**WHAT YOU SHOULD DO:** Count every line that has "prevent" in it and give the total, nothing more.

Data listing
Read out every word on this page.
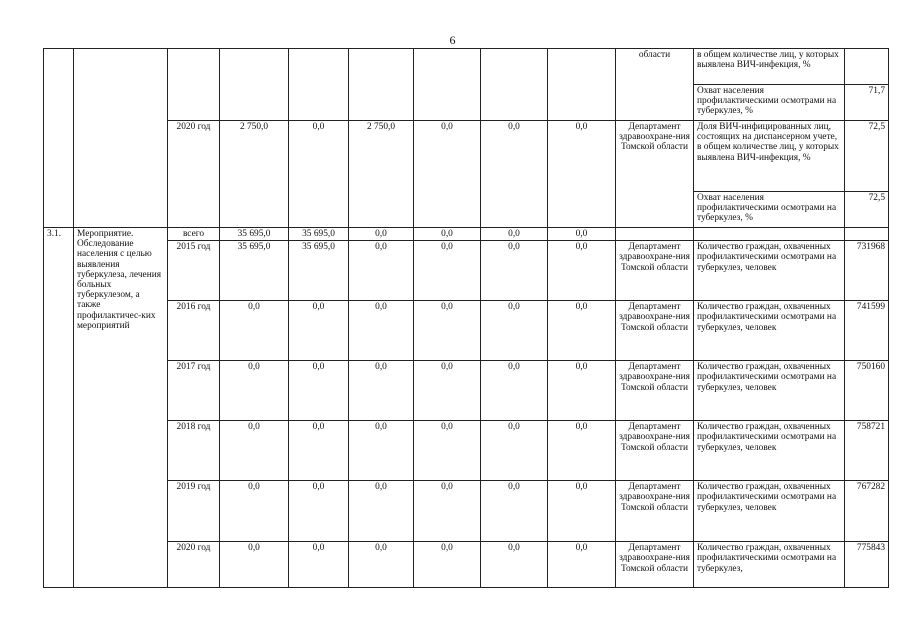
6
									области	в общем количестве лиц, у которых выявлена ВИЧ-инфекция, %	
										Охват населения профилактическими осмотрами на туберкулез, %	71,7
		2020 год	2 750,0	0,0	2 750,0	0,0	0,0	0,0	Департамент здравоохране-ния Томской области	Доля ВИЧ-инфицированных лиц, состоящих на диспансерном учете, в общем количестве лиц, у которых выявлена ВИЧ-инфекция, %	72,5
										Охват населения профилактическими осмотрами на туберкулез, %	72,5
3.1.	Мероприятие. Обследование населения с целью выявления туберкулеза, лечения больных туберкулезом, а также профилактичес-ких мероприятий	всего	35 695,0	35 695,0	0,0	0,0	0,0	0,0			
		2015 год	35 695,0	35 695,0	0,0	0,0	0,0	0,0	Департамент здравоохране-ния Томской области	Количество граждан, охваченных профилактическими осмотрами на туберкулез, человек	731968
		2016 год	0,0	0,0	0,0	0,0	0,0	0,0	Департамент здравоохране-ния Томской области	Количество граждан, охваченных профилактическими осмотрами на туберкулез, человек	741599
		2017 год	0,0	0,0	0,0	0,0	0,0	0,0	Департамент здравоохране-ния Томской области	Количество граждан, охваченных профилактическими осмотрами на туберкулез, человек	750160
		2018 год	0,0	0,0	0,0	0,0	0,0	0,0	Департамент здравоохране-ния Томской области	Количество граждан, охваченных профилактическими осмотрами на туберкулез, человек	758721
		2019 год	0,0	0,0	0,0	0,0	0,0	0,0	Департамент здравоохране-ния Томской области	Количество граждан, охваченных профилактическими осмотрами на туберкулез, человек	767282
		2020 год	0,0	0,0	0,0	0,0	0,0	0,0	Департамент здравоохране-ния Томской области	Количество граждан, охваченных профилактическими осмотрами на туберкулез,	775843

--

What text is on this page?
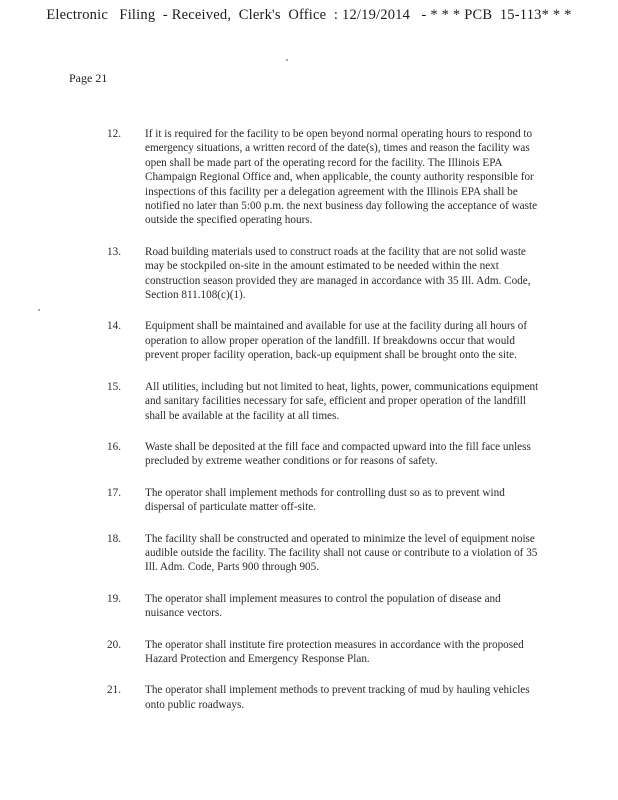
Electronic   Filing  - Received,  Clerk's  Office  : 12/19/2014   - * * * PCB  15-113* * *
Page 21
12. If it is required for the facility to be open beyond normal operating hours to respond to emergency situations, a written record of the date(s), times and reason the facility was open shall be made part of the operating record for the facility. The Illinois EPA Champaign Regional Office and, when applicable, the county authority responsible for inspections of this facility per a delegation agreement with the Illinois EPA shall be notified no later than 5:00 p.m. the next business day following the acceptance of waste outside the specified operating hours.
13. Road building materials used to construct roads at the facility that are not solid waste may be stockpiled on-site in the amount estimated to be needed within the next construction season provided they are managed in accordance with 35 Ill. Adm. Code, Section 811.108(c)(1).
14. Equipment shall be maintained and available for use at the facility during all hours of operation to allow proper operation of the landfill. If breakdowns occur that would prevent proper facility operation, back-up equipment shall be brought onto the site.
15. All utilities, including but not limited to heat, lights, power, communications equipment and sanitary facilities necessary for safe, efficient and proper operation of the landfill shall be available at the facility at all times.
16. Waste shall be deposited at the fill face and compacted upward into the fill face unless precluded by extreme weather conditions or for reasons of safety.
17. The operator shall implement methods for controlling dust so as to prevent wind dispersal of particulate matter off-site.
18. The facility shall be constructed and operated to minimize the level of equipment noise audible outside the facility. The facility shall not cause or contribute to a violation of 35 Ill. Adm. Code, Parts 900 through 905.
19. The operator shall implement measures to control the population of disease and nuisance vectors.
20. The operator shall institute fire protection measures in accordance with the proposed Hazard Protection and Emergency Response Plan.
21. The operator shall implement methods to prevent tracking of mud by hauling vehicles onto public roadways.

==

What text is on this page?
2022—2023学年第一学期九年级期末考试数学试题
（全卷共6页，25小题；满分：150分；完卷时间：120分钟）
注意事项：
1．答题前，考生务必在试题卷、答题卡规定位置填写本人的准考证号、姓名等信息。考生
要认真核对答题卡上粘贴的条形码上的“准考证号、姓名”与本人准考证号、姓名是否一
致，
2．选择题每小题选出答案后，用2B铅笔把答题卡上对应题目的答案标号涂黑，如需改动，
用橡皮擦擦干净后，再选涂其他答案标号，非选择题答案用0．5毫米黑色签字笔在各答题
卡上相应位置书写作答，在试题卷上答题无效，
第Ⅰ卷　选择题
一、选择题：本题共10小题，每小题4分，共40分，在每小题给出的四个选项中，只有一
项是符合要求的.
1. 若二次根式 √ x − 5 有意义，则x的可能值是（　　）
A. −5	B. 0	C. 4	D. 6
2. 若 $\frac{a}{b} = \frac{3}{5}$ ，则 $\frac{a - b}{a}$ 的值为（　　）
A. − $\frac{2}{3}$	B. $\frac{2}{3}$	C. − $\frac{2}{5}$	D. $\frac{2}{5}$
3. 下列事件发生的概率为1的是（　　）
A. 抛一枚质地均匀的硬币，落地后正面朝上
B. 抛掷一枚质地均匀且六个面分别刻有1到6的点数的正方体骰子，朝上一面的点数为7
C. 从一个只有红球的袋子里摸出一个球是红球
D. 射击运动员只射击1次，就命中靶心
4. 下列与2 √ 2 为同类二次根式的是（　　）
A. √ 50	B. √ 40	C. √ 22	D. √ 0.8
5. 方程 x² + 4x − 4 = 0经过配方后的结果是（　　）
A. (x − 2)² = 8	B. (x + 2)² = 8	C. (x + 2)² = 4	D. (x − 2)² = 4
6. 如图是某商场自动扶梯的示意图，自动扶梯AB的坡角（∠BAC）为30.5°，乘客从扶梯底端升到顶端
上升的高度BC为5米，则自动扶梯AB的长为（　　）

**ANSWER TO THIS TASK:** 3